──────── DATA IN THIS EXERCISE ────────

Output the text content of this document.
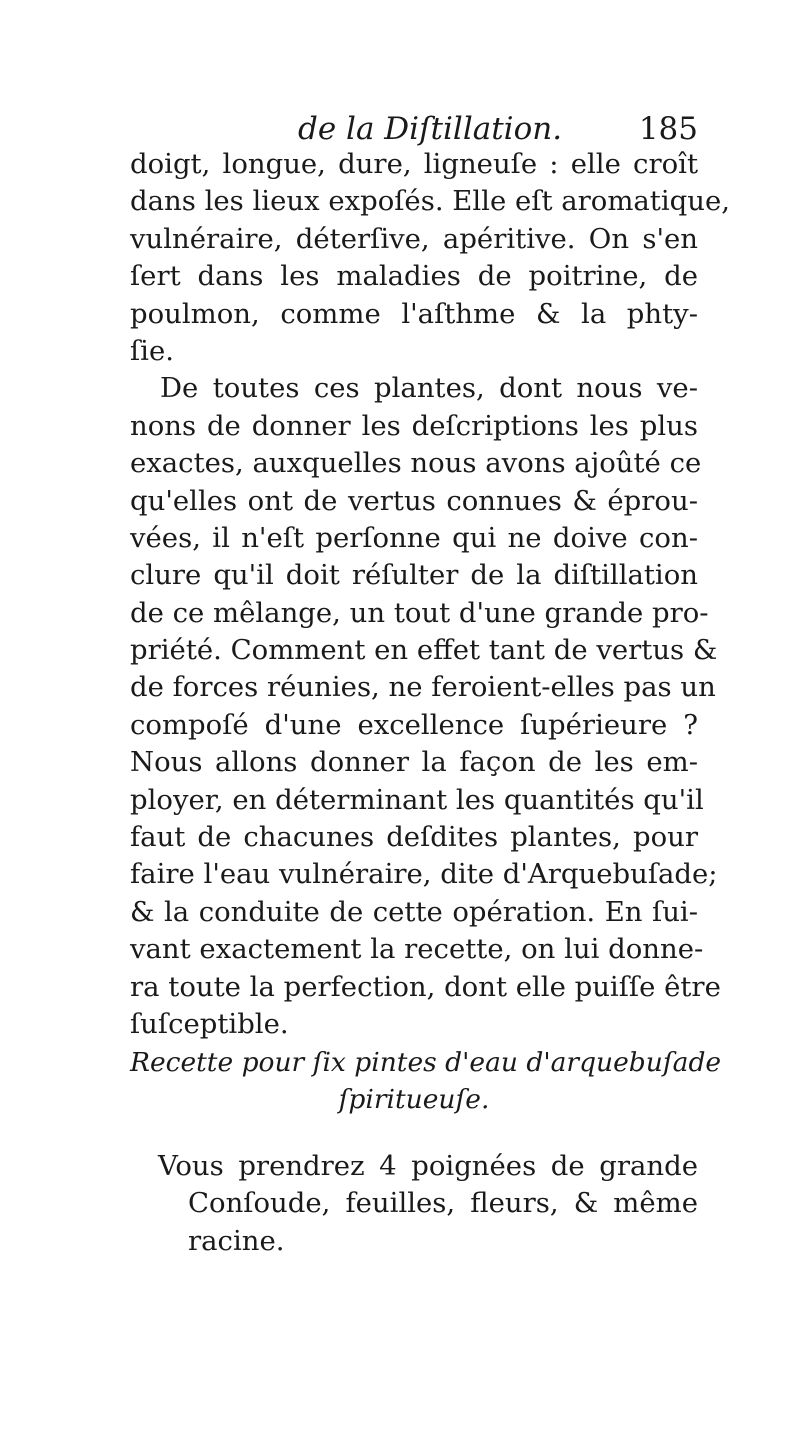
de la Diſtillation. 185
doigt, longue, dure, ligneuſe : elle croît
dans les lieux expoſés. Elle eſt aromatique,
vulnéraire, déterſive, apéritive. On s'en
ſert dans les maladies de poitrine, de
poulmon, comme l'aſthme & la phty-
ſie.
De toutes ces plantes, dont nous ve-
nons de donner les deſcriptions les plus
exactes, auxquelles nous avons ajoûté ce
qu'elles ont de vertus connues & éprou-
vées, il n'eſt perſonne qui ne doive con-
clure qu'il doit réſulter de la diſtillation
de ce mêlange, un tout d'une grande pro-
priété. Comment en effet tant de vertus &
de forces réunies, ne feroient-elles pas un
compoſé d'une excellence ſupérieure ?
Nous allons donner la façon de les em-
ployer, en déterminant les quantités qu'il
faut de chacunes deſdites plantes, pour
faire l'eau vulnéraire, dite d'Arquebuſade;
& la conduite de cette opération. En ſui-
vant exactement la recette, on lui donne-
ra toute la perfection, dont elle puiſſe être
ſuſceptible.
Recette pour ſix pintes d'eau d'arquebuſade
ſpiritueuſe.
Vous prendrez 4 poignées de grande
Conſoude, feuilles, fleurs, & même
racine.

────────

WHAT IS EXPECTED. Give back the whole listing as it stands, minus its pictures.

RESPONSE.
Output the text content of this document.
de la Diſtillation. 185
doigt, longue, dure, ligneuſe : elle croît
dans les lieux expoſés. Elle eſt aromatique,
vulnéraire, déterſive, apéritive. On s'en
ſert dans les maladies de poitrine, de
poulmon, comme l'aſthme & la phty-
ſie.
De toutes ces plantes, dont nous ve-
nons de donner les deſcriptions les plus
exactes, auxquelles nous avons ajoûté ce
qu'elles ont de vertus connues & éprou-
vées, il n'eſt perſonne qui ne doive con-
clure qu'il doit réſulter de la diſtillation
de ce mêlange, un tout d'une grande pro-
priété. Comment en effet tant de vertus &
de forces réunies, ne feroient-elles pas un
compoſé d'une excellence ſupérieure ?
Nous allons donner la façon de les em-
ployer, en déterminant les quantités qu'il
faut de chacunes deſdites plantes, pour
faire l'eau vulnéraire, dite d'Arquebuſade;
& la conduite de cette opération. En ſui-
vant exactement la recette, on lui donne-
ra toute la perfection, dont elle puiſſe être
ſuſceptible.
Recette pour ſix pintes d'eau d'arquebuſade
ſpiritueuſe.
Vous prendrez 4 poignées de grande
Conſoude, feuilles, fleurs, & même
racine.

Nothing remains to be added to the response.